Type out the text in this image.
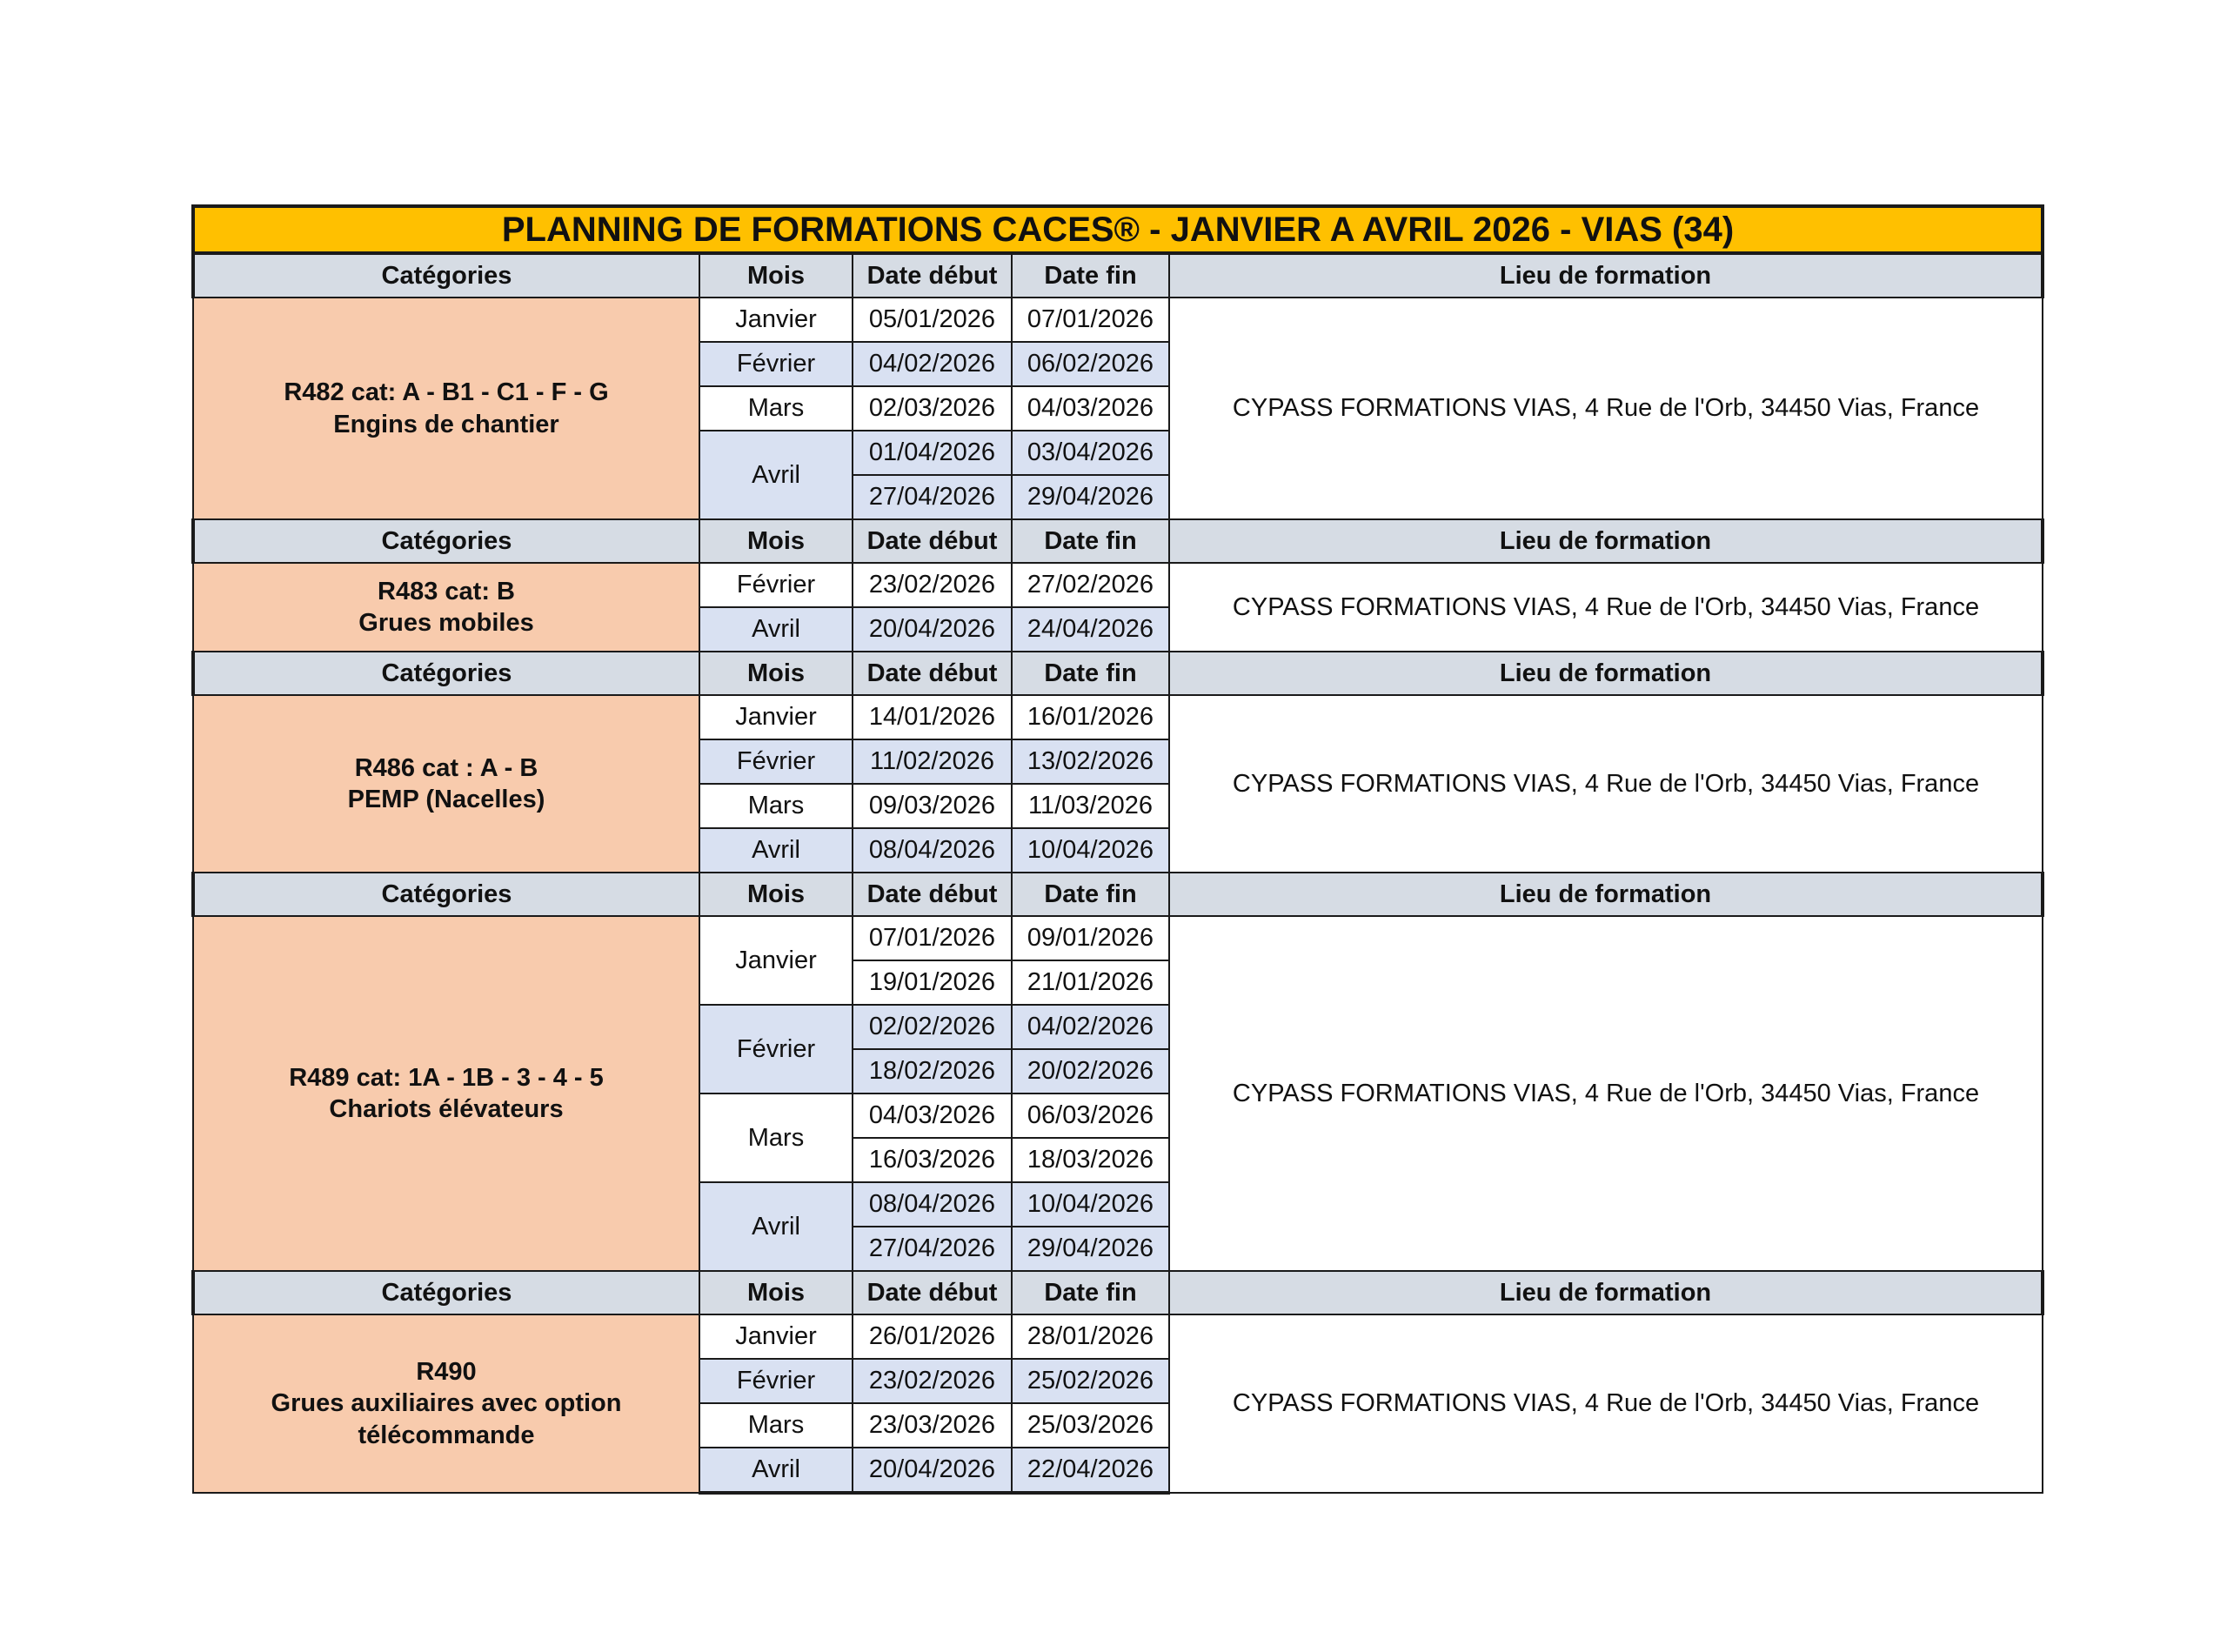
PLANNING DE FORMATIONS CACES® - JANVIER A AVRIL 2026 - VIAS (34)				
Catégories	Mois	Date début	Date fin	Lieu de formation

R482 cat: A - B1 - C1 - F - G
Engins de chantier	Janvier	05/01/2026	07/01/2026	CYPASS FORMATIONS VIAS, 4 Rue de l'Orb, 34450 Vias, France
	Février	04/02/2026	06/02/2026	
	Mars	02/03/2026	04/03/2026	
	Avril	01/04/2026	03/04/2026	
		27/04/2026	29/04/2026	
Catégories	Mois	Date début	Date fin	Lieu de formation

R483 cat: B
Grues mobiles	Février	23/02/2026	27/02/2026	CYPASS FORMATIONS VIAS, 4 Rue de l'Orb, 34450 Vias, France
	Avril	20/04/2026	24/04/2026	
Catégories	Mois	Date début	Date fin	Lieu de formation

R486 cat : A - B
PEMP (Nacelles)	Janvier	14/01/2026	16/01/2026	CYPASS FORMATIONS VIAS, 4 Rue de l'Orb, 34450 Vias, France
	Février	11/02/2026	13/02/2026	
	Mars	09/03/2026	11/03/2026	
	Avril	08/04/2026	10/04/2026	
Catégories	Mois	Date début	Date fin	Lieu de formation

R489 cat: 1A - 1B - 3 - 4 - 5
Chariots élévateurs	Janvier	07/01/2026	09/01/2026	CYPASS FORMATIONS VIAS, 4 Rue de l'Orb, 34450 Vias, France
		19/01/2026	21/01/2026	
	Février	02/02/2026	04/02/2026	
		18/02/2026	20/02/2026	
	Mars	04/03/2026	06/03/2026	
		16/03/2026	18/03/2026	
	Avril	08/04/2026	10/04/2026	
		27/04/2026	29/04/2026	
Catégories	Mois	Date début	Date fin	Lieu de formation

R490
Grues auxiliaires avec option
télécommande	Janvier	26/01/2026	28/01/2026	CYPASS FORMATIONS VIAS, 4 Rue de l'Orb, 34450 Vias, France
	Février	23/02/2026	25/02/2026	
	Mars	23/03/2026	25/03/2026	
	Avril	20/04/2026	22/04/2026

# # # # # # #

> [What you need to do]
Transcribe every record above exactly as written, leaving out any pictures.

> [Reply]
Type out the text in this image.
PLANNING DE FORMATIONS CACES® - JANVIER A AVRIL 2026 - VIAS (34)				
Catégories	Mois	Date début	Date fin	Lieu de formation

R482 cat: A - B1 - C1 - F - G
Engins de chantier	Janvier	05/01/2026	07/01/2026	CYPASS FORMATIONS VIAS, 4 Rue de l'Orb, 34450 Vias, France
	Février	04/02/2026	06/02/2026	
	Mars	02/03/2026	04/03/2026	
	Avril	01/04/2026	03/04/2026	
		27/04/2026	29/04/2026	
Catégories	Mois	Date début	Date fin	Lieu de formation

R483 cat: B
Grues mobiles	Février	23/02/2026	27/02/2026	CYPASS FORMATIONS VIAS, 4 Rue de l'Orb, 34450 Vias, France
	Avril	20/04/2026	24/04/2026	
Catégories	Mois	Date début	Date fin	Lieu de formation

R486 cat : A - B
PEMP (Nacelles)	Janvier	14/01/2026	16/01/2026	CYPASS FORMATIONS VIAS, 4 Rue de l'Orb, 34450 Vias, France
	Février	11/02/2026	13/02/2026	
	Mars	09/03/2026	11/03/2026	
	Avril	08/04/2026	10/04/2026	
Catégories	Mois	Date début	Date fin	Lieu de formation

R489 cat: 1A - 1B - 3 - 4 - 5
Chariots élévateurs	Janvier	07/01/2026	09/01/2026	CYPASS FORMATIONS VIAS, 4 Rue de l'Orb, 34450 Vias, France
		19/01/2026	21/01/2026	
	Février	02/02/2026	04/02/2026	
		18/02/2026	20/02/2026	
	Mars	04/03/2026	06/03/2026	
		16/03/2026	18/03/2026	
	Avril	08/04/2026	10/04/2026	
		27/04/2026	29/04/2026	
Catégories	Mois	Date début	Date fin	Lieu de formation

R490
Grues auxiliaires avec option
télécommande	Janvier	26/01/2026	28/01/2026	CYPASS FORMATIONS VIAS, 4 Rue de l'Orb, 34450 Vias, France
	Février	23/02/2026	25/02/2026	
	Mars	23/03/2026	25/03/2026	
	Avril	20/04/2026	22/04/2026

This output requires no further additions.